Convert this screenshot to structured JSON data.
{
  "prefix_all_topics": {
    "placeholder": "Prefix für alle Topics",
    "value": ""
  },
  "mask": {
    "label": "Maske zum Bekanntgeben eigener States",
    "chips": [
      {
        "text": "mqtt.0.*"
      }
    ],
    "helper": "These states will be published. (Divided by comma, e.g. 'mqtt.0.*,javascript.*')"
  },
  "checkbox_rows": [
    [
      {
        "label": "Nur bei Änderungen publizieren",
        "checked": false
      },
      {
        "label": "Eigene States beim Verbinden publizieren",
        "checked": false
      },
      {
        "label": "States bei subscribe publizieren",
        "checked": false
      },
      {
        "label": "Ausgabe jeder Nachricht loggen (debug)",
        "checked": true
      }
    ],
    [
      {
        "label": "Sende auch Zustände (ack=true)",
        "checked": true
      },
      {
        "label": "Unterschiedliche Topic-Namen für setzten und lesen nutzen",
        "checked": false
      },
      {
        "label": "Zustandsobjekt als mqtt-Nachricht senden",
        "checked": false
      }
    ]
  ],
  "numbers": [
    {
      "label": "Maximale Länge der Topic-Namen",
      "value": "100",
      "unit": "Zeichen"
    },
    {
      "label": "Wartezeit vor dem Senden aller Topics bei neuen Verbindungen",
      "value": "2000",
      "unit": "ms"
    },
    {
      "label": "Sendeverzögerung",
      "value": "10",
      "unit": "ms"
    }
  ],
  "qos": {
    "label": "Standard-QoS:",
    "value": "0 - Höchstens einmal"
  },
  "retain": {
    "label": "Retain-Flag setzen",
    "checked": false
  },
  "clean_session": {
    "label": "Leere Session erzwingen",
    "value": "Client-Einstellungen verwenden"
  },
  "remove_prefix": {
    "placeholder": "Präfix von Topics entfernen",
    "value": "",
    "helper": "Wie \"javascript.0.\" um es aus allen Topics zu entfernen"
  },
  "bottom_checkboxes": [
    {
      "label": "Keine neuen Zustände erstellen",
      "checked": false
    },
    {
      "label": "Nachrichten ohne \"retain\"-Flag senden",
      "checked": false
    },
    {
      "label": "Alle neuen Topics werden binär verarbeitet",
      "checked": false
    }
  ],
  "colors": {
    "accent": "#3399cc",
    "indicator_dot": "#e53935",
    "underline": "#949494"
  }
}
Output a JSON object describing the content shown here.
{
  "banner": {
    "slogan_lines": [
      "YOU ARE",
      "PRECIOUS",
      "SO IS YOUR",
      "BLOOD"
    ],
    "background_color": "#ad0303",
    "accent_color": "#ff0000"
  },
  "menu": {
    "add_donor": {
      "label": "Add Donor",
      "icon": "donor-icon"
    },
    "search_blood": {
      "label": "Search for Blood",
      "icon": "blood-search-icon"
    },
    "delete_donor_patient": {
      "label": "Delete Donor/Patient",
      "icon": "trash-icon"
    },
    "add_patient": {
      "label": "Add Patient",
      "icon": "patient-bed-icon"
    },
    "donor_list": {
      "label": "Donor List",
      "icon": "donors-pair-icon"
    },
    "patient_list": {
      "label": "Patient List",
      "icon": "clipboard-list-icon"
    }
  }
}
# # # # #
## [Instructions to follow]
Identify the lines above with the word "neuen". Copy them.

## [Expected answer]
      "label": "Wartezeit vor dem Senden aller Topics bei neuen Verbindungen",
      "label": "Keine neuen Zustände erstellen",
      "label": "Alle neuen Topics werden binär verarbeitet",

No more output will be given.